Direction:
Word for word, restate every line of the material.

Supplied data:

## BEGIN

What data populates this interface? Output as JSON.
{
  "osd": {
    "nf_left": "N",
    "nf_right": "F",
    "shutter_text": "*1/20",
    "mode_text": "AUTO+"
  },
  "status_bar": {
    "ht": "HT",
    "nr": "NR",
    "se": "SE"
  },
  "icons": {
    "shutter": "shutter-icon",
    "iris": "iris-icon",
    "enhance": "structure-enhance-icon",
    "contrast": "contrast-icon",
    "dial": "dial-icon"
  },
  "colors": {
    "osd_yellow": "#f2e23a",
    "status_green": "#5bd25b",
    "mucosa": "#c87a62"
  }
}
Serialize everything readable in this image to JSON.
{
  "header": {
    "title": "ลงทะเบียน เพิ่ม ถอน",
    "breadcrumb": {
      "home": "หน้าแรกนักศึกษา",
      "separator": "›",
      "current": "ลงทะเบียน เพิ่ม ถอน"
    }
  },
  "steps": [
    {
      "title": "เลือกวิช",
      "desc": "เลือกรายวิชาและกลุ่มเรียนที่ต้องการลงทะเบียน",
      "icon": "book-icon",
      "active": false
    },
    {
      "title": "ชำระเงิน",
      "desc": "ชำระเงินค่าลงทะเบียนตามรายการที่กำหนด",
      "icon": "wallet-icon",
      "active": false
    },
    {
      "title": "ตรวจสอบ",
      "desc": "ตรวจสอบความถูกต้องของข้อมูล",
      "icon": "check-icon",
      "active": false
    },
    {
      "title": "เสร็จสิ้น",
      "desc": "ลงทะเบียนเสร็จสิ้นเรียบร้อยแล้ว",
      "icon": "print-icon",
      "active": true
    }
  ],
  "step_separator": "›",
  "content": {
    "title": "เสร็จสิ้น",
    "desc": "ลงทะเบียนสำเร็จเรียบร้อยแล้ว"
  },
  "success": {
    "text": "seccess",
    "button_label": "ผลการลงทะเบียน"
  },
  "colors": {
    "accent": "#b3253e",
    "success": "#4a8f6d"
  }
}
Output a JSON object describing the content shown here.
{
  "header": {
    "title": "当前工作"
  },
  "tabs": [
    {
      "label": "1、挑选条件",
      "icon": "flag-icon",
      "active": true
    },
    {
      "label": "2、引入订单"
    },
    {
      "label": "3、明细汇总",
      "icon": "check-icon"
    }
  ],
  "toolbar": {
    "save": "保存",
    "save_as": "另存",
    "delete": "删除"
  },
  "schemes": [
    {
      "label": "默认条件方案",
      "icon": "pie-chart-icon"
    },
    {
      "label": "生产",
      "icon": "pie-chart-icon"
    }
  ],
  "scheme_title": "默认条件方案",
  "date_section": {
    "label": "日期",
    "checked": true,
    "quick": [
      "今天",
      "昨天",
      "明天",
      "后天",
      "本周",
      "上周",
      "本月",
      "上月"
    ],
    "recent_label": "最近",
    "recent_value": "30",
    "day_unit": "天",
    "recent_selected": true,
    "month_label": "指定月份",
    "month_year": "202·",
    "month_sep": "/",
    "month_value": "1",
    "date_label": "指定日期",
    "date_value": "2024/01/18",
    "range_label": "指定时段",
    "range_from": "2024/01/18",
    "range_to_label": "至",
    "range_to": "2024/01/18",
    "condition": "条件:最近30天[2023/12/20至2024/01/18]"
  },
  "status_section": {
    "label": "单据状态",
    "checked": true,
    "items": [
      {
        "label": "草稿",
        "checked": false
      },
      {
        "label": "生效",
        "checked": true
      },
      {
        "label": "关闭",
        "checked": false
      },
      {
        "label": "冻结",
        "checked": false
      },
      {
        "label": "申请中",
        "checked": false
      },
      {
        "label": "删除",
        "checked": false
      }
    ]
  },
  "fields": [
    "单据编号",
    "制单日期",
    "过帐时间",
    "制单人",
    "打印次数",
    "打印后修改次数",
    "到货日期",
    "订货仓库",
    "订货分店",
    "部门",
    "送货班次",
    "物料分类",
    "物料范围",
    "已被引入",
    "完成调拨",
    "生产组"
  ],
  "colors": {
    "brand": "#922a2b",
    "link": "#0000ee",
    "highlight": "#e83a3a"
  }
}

## END

Full answer:
What data populates this interface? Output as JSON.
{
  "osd": {
    "nf_left": "N",
    "nf_right": "F",
    "shutter_text": "*1/20",
    "mode_text": "AUTO+"
  },
  "status_bar": {
    "ht": "HT",
    "nr": "NR",
    "se": "SE"
  },
  "icons": {
    "shutter": "shutter-icon",
    "iris": "iris-icon",
    "enhance": "structure-enhance-icon",
    "contrast": "contrast-icon",
    "dial": "dial-icon"
  },
  "colors": {
    "osd_yellow": "#f2e23a",
    "status_green": "#5bd25b",
    "mucosa": "#c87a62"
  }
}
Serialize everything readable in this image to JSON.
{
  "header": {
    "title": "ลงทะเบียน เพิ่ม ถอน",
    "breadcrumb": {
      "home": "หน้าแรกนักศึกษา",
      "separator": "›",
      "current": "ลงทะเบียน เพิ่ม ถอน"
    }
  },
  "steps": [
    {
      "title": "เลือกวิช",
      "desc": "เลือกรายวิชาและกลุ่มเรียนที่ต้องการลงทะเบียน",
      "icon": "book-icon",
      "active": false
    },
    {
      "title": "ชำระเงิน",
      "desc": "ชำระเงินค่าลงทะเบียนตามรายการที่กำหนด",
      "icon": "wallet-icon",
      "active": false
    },
    {
      "title": "ตรวจสอบ",
      "desc": "ตรวจสอบความถูกต้องของข้อมูล",
      "icon": "check-icon",
      "active": false
    },
    {
      "title": "เสร็จสิ้น",
      "desc": "ลงทะเบียนเสร็จสิ้นเรียบร้อยแล้ว",
      "icon": "print-icon",
      "active": true
    }
  ],
  "step_separator": "›",
  "content": {
    "title": "เสร็จสิ้น",
    "desc": "ลงทะเบียนสำเร็จเรียบร้อยแล้ว"
  },
  "success": {
    "text": "seccess",
    "button_label": "ผลการลงทะเบียน"
  },
  "colors": {
    "accent": "#b3253e",
    "success": "#4a8f6d"
  }
}
Output a JSON object describing the content shown here.
{
  "header": {
    "title": "当前工作"
  },
  "tabs": [
    {
      "label": "1、挑选条件",
      "icon": "flag-icon",
      "active": true
    },
    {
      "label": "2、引入订单"
    },
    {
      "label": "3、明细汇总",
      "icon": "check-icon"
    }
  ],
  "toolbar": {
    "save": "保存",
    "save_as": "另存",
    "delete": "删除"
  },
  "schemes": [
    {
      "label": "默认条件方案",
      "icon": "pie-chart-icon"
    },
    {
      "label": "生产",
      "icon": "pie-chart-icon"
    }
  ],
  "scheme_title": "默认条件方案",
  "date_section": {
    "label": "日期",
    "checked": true,
    "quick": [
      "今天",
      "昨天",
      "明天",
      "后天",
      "本周",
      "上周",
      "本月",
      "上月"
    ],
    "recent_label": "最近",
    "recent_value": "30",
    "day_unit": "天",
    "recent_selected": true,
    "month_label": "指定月份",
    "month_year": "202·",
    "month_sep": "/",
    "month_value": "1",
    "date_label": "指定日期",
    "date_value": "2024/01/18",
    "range_label": "指定时段",
    "range_from": "2024/01/18",
    "range_to_label": "至",
    "range_to": "2024/01/18",
    "condition": "条件:最近30天[2023/12/20至2024/01/18]"
  },
  "status_section": {
    "label": "单据状态",
    "checked": true,
    "items": [
      {
        "label": "草稿",
        "checked": false
      },
      {
        "label": "生效",
        "checked": true
      },
      {
        "label": "关闭",
        "checked": false
      },
      {
        "label": "冻结",
        "checked": false
      },
      {
        "label": "申请中",
        "checked": false
      },
      {
        "label": "删除",
        "checked": false
      }
    ]
  },
  "fields": [
    "单据编号",
    "制单日期",
    "过帐时间",
    "制单人",
    "打印次数",
    "打印后修改次数",
    "到货日期",
    "订货仓库",
    "订货分店",
    "部门",
    "送货班次",
    "物料分类",
    "物料范围",
    "已被引入",
    "完成调拨",
    "生产组"
  ],
  "colors": {
    "brand": "#922a2b",
    "link": "#0000ee",
    "highlight": "#e83a3a"
  }
}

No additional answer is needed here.